● **GIVEN REQUEST**
Please tally the lines below that contain the string "currency", treating uppercase and lowercase letters as different, and reply with only the number.

####

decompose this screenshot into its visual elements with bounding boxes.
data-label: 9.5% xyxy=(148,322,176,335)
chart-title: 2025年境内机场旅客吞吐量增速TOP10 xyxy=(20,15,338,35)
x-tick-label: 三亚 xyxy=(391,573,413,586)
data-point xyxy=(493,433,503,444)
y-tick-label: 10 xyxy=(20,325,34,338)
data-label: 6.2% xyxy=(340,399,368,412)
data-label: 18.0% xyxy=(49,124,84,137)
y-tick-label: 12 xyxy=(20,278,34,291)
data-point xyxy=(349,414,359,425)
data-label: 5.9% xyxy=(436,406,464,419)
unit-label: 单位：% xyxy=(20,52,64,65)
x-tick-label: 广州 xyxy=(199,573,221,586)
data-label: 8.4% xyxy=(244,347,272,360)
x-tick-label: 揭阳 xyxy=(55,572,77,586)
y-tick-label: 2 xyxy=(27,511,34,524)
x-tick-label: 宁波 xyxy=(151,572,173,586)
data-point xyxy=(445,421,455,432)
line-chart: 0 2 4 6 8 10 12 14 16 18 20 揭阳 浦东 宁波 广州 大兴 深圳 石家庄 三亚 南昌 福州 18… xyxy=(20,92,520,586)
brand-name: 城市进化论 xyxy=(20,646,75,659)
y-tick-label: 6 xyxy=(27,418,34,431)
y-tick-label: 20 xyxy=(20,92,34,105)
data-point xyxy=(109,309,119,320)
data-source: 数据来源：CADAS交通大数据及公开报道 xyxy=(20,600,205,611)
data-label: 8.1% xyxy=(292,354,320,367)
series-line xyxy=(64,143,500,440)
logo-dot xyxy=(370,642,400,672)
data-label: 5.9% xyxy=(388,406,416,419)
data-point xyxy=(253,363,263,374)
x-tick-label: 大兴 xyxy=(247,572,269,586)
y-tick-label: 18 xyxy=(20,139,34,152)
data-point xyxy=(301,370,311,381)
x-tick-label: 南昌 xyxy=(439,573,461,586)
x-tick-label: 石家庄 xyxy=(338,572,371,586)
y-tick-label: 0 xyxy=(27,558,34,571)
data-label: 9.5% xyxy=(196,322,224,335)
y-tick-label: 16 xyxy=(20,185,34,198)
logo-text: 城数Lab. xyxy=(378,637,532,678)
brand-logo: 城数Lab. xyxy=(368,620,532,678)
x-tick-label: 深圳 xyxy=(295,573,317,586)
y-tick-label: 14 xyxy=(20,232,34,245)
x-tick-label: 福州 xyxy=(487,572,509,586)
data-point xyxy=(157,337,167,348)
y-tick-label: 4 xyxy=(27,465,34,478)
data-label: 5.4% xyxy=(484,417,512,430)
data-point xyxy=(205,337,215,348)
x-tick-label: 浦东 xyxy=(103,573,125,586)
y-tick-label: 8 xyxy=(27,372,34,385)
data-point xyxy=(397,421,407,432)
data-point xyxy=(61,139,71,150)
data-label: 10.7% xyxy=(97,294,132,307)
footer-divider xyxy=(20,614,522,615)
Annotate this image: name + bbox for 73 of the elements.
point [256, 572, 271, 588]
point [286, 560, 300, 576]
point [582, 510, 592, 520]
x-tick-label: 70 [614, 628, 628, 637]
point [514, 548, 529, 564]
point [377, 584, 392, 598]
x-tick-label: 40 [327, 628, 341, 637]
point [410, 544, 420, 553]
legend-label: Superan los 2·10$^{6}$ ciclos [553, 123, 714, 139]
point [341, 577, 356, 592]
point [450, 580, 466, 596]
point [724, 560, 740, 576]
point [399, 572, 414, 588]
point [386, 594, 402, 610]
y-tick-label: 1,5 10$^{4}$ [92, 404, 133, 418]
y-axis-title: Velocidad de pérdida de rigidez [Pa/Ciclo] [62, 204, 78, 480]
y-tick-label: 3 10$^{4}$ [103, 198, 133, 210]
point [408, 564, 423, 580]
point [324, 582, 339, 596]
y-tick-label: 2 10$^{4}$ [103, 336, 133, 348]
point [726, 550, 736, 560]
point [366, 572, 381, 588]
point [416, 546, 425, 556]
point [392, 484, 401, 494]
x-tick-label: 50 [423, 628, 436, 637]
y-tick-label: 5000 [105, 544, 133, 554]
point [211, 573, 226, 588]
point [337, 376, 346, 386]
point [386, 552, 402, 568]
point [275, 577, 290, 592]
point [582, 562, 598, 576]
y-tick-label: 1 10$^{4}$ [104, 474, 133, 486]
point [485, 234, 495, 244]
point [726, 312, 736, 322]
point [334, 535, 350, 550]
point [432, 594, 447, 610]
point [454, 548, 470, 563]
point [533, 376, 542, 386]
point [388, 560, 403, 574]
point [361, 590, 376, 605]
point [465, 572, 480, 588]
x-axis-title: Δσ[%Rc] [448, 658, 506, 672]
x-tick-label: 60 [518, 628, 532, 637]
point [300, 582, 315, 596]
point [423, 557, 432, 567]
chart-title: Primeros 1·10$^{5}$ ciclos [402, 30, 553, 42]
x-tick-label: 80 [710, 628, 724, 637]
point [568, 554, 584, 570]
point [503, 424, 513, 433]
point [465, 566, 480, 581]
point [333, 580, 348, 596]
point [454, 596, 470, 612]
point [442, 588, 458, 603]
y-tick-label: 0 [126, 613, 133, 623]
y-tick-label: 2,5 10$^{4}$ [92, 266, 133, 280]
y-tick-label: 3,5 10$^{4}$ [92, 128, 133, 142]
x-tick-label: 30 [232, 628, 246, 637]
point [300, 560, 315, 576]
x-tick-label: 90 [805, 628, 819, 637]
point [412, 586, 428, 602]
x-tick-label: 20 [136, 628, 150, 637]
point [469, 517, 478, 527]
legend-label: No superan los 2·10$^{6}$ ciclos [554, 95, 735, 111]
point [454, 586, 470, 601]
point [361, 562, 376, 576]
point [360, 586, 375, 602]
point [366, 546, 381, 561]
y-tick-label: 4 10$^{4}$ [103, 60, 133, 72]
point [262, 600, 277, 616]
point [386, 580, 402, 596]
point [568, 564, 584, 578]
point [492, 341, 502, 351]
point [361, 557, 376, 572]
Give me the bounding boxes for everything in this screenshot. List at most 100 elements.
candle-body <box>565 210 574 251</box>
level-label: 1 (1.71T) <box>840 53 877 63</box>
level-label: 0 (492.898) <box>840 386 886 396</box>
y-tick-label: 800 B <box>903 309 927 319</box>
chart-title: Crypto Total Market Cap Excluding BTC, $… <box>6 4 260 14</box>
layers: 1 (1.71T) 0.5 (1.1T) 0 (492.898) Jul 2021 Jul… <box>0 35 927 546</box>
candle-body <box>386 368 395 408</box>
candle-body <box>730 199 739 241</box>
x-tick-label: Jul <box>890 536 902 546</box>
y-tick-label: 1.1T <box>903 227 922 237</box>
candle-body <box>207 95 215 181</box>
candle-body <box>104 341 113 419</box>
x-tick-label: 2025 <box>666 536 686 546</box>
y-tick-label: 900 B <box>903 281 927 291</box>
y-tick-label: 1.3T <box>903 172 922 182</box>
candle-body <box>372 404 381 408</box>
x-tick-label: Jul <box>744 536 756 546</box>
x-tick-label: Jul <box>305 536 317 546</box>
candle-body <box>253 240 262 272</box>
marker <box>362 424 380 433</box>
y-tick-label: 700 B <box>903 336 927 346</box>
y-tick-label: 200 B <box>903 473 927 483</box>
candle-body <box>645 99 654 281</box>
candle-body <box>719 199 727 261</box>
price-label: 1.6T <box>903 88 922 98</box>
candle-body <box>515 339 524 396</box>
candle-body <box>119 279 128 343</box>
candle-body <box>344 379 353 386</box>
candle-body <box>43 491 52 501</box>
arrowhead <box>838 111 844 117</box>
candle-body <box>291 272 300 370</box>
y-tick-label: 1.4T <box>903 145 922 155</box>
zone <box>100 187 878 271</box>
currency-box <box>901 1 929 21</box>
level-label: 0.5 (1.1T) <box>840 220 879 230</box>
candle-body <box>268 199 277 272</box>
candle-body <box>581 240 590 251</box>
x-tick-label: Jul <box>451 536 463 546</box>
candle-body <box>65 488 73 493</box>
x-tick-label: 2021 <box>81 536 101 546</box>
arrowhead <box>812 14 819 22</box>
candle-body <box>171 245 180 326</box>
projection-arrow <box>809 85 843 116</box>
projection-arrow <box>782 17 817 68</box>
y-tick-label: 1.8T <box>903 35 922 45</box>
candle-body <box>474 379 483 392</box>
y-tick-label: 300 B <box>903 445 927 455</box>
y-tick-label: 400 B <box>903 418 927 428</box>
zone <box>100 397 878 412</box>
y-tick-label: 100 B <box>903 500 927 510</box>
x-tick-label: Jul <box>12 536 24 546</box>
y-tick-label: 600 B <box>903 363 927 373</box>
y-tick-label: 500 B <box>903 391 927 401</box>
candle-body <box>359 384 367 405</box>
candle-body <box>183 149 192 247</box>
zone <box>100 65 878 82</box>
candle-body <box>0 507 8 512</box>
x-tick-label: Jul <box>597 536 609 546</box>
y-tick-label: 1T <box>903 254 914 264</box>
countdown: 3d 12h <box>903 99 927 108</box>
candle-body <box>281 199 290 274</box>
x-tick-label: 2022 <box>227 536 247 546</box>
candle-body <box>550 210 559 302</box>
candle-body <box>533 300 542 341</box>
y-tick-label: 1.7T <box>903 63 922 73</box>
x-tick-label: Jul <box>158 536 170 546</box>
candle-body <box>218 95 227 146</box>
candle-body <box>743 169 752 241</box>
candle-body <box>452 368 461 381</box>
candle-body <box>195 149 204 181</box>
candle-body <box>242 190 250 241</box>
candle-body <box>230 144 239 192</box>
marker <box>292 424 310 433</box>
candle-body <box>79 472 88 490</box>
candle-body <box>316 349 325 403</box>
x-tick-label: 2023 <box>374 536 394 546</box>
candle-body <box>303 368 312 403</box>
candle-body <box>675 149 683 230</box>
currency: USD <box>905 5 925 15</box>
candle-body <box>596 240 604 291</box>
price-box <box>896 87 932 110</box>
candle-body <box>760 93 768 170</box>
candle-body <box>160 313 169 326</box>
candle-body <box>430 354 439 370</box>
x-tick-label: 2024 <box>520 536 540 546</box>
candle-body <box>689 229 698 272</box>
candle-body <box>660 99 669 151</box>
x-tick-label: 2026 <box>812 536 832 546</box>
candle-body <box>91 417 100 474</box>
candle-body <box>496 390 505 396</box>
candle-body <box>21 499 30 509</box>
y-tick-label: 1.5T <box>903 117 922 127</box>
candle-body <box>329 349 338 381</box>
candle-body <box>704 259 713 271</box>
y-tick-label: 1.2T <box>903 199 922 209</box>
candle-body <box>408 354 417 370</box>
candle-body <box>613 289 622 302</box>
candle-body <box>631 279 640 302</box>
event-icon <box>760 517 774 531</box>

####

● **OUTPUT BELOW**
2